# START OF INPUT ROWS

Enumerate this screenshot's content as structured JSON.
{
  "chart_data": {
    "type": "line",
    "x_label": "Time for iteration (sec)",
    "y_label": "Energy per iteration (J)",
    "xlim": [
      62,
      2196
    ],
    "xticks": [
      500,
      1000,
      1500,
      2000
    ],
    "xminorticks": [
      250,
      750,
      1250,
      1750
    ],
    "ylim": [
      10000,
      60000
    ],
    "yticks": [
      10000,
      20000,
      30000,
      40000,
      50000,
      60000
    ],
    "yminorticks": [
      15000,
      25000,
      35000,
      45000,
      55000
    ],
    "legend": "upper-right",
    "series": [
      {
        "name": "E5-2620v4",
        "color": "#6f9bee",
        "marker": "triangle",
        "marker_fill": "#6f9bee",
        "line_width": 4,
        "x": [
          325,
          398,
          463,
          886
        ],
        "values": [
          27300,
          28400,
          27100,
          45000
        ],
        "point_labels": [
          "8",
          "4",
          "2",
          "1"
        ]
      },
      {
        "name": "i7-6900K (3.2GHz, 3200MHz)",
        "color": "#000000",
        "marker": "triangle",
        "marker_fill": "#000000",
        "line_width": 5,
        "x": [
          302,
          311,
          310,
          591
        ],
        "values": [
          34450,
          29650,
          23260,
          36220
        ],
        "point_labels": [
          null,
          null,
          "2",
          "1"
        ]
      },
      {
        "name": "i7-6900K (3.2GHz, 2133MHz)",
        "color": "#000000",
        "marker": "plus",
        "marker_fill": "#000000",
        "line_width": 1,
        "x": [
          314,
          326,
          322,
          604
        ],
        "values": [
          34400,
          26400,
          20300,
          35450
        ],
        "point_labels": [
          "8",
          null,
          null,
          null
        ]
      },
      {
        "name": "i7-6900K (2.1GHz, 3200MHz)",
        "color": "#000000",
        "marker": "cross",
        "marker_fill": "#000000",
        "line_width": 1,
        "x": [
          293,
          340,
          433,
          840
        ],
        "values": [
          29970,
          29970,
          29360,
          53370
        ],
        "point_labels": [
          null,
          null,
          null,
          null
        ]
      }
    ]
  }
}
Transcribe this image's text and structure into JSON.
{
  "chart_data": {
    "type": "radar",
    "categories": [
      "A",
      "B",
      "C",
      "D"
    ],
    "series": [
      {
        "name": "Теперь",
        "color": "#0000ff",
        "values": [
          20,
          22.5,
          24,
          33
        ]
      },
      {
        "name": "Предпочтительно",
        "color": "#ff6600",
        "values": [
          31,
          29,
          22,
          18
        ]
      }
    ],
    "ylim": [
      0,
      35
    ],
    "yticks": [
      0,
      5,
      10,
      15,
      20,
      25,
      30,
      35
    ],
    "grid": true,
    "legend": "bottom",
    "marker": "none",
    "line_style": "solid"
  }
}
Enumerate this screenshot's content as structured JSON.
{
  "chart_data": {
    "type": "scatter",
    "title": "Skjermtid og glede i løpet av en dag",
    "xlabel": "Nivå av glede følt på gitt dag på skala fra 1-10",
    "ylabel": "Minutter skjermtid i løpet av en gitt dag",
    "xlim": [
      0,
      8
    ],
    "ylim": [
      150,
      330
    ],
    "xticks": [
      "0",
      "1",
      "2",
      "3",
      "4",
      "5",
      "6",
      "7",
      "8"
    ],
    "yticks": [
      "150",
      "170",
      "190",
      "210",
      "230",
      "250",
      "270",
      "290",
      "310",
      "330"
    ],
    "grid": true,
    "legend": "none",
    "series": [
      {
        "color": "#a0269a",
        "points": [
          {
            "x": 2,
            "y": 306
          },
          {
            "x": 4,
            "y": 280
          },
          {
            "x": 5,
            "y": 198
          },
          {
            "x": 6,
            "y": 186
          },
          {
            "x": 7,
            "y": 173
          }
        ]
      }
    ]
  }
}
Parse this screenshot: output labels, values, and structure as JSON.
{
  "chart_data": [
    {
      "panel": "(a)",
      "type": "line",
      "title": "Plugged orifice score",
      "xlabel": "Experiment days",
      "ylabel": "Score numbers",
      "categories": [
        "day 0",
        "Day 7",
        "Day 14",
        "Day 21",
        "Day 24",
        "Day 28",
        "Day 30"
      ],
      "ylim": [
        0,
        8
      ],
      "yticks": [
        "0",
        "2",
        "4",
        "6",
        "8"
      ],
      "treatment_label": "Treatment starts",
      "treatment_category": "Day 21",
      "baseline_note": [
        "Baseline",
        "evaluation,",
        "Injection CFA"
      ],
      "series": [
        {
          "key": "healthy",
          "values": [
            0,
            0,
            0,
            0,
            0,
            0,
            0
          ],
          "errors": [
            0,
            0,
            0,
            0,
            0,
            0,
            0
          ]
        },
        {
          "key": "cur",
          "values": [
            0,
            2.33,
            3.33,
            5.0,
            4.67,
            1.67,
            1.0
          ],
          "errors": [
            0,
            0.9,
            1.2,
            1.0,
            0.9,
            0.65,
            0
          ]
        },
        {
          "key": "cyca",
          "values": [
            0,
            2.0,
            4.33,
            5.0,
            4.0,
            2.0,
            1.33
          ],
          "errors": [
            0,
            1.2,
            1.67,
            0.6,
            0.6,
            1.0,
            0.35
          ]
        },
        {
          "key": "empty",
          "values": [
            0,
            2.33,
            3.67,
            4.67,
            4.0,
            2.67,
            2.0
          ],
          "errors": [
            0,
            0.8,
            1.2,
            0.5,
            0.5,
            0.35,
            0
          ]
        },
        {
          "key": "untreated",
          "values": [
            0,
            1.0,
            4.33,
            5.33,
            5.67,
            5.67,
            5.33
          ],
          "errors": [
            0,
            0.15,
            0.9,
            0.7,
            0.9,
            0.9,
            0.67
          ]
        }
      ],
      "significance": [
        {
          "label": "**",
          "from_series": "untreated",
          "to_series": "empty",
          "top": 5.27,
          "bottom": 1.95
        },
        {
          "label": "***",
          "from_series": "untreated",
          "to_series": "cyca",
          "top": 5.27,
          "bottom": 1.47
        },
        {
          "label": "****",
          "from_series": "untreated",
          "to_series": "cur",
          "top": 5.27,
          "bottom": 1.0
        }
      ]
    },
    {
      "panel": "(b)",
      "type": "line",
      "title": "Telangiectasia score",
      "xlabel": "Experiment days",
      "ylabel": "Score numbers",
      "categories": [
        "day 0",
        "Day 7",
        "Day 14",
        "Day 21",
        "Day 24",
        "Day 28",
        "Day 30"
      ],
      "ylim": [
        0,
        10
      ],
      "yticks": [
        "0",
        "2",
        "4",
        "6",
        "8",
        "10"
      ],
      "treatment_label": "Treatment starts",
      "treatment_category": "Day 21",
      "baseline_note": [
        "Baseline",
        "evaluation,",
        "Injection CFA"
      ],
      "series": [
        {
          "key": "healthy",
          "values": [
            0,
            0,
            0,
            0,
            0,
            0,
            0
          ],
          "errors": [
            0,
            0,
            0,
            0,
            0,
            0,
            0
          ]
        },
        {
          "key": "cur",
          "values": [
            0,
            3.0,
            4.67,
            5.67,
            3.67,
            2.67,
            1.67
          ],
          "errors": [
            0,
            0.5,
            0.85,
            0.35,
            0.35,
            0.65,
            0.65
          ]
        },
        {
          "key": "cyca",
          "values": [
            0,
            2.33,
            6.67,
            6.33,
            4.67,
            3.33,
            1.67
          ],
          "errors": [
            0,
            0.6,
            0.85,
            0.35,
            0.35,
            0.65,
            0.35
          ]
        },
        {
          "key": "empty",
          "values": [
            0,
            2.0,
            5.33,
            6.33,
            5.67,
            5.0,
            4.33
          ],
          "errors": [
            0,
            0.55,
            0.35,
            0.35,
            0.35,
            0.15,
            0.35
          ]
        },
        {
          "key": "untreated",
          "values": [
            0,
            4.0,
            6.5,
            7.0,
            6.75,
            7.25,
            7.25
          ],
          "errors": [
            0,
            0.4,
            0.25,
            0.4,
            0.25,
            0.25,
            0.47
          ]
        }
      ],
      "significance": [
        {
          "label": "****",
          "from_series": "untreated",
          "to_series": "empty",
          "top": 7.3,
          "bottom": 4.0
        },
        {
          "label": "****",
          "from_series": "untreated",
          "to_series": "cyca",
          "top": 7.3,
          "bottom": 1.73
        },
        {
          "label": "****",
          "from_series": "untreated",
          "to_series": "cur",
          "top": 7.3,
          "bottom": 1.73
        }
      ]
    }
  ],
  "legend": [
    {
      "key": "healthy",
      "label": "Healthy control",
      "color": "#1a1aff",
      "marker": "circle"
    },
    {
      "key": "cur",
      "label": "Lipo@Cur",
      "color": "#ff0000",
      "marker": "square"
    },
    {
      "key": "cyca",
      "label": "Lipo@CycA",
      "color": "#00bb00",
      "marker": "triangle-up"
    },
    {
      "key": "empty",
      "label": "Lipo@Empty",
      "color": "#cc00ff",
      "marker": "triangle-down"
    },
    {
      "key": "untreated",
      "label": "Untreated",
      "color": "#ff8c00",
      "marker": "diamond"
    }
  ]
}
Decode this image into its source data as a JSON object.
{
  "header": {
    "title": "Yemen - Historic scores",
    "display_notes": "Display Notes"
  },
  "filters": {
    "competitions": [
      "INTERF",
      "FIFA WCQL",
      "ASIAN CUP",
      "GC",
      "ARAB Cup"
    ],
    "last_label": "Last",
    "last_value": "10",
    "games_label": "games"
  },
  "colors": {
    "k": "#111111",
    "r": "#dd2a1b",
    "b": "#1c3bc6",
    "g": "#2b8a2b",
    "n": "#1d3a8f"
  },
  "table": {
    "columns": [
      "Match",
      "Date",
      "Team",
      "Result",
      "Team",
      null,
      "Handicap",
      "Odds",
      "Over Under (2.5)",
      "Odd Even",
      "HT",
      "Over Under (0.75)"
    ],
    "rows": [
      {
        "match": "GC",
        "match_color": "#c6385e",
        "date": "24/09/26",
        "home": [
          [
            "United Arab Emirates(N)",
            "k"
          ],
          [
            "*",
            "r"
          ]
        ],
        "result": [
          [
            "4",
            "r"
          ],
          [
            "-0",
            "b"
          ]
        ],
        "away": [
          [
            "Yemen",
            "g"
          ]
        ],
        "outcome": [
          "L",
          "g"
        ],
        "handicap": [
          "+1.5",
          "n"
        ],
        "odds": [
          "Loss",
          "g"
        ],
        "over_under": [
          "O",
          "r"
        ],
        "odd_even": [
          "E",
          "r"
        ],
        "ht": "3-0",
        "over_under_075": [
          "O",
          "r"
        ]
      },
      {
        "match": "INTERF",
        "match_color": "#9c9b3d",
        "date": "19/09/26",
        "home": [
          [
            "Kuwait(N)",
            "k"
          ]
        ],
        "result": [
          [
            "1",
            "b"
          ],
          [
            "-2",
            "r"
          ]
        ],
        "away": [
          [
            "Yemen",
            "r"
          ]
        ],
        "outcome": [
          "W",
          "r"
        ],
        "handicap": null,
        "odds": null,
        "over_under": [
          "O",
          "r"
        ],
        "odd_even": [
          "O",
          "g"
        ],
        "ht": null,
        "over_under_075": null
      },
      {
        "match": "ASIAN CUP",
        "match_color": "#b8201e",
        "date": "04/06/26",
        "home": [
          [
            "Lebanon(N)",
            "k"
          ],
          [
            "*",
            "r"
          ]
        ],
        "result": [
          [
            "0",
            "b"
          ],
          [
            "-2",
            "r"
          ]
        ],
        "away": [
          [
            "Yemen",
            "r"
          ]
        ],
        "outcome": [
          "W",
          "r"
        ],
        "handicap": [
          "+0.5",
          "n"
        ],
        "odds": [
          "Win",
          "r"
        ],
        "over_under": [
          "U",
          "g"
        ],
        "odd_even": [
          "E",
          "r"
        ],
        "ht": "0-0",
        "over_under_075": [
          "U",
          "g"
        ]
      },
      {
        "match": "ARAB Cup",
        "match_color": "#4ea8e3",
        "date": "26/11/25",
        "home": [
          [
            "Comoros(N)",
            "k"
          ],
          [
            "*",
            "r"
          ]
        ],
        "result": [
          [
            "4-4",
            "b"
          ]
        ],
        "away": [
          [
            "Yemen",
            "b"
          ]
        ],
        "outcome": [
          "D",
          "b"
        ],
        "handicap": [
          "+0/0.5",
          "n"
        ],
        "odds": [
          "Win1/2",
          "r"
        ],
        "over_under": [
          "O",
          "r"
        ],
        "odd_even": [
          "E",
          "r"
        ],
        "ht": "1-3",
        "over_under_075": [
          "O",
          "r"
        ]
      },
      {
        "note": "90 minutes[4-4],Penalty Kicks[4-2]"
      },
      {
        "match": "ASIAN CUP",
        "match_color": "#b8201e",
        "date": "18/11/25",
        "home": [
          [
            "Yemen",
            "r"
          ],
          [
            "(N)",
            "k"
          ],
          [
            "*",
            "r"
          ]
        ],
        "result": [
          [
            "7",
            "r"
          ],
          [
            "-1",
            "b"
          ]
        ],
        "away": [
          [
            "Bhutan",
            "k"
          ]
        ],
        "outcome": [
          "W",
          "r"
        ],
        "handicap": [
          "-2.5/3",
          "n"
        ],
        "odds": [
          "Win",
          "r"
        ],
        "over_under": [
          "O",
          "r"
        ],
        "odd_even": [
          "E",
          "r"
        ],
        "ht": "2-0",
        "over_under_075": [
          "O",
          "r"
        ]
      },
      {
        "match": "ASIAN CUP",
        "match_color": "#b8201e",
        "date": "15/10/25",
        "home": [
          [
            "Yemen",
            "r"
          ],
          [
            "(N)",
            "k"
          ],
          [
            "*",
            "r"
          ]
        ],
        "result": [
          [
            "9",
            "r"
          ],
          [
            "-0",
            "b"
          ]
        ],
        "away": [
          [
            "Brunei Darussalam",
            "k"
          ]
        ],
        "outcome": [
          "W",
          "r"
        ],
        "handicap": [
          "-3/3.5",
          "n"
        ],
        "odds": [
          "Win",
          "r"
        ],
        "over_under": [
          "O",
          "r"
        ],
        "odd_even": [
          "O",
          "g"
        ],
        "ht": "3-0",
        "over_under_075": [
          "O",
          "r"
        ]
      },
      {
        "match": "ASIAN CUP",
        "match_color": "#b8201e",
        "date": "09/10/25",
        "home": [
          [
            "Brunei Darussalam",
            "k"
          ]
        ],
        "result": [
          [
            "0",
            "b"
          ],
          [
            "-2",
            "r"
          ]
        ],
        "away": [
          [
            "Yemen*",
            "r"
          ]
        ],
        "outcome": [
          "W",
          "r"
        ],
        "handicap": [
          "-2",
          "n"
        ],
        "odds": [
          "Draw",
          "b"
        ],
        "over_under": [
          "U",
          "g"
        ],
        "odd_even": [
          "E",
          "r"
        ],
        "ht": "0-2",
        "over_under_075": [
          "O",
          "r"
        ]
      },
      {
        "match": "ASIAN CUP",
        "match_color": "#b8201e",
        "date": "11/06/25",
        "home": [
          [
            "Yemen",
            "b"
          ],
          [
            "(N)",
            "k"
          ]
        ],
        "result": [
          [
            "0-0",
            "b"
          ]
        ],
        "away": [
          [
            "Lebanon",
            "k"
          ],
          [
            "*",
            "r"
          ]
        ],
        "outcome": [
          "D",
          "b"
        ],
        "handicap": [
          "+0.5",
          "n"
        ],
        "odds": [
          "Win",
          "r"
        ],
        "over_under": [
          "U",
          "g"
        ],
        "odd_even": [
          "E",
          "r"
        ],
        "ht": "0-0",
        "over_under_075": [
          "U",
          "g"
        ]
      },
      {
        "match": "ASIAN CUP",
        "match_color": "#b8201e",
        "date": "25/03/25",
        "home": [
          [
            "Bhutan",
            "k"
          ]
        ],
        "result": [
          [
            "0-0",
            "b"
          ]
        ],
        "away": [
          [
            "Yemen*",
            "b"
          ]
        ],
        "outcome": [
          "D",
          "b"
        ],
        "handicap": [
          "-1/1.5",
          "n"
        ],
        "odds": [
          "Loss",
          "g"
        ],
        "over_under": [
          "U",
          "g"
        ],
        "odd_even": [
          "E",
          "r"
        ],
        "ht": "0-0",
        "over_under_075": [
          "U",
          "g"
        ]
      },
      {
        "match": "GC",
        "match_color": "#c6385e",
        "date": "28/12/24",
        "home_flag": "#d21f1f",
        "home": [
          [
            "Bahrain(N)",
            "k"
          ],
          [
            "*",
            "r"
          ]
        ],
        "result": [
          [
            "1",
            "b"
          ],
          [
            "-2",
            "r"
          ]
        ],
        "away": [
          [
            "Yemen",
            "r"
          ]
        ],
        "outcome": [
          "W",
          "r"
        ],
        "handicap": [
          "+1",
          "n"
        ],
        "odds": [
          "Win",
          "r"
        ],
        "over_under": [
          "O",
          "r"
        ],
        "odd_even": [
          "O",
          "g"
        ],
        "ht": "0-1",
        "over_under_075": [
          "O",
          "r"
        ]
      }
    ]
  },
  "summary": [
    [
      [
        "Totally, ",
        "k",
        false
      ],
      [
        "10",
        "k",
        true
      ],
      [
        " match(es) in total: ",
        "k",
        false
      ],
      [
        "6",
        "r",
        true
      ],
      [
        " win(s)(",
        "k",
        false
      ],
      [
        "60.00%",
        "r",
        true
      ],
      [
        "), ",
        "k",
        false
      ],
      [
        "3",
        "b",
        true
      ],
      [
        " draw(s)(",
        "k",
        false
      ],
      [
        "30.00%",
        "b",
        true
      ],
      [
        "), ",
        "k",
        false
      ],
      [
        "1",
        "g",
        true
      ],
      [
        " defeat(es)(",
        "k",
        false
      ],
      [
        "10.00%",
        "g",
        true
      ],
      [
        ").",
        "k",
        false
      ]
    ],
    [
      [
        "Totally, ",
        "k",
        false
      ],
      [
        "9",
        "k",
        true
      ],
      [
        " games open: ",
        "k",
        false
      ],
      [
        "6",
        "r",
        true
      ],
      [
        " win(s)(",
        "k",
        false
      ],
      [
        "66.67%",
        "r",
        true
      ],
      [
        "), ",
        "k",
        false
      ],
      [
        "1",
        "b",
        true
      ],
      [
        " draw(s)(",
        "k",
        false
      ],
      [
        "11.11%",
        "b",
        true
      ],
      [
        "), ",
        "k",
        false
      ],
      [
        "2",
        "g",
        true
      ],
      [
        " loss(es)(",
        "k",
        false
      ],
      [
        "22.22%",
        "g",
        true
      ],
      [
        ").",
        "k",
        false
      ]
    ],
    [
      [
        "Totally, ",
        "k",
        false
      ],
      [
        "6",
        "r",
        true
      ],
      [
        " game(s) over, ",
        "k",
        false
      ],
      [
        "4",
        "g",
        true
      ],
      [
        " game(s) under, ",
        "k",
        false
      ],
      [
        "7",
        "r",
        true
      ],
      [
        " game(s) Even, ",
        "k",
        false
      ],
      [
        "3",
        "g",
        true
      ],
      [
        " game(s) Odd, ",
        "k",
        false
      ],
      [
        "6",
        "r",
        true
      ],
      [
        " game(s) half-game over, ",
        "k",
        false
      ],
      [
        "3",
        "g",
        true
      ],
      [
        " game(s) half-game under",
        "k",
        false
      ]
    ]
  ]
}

# END OF INPUT ROWS

Look for "legend" and pull out every line that has it.

▶ WORKED ANSWER:
    "legend": "upper-right",
    "legend": "bottom",
    "legend": "none",
  "legend": [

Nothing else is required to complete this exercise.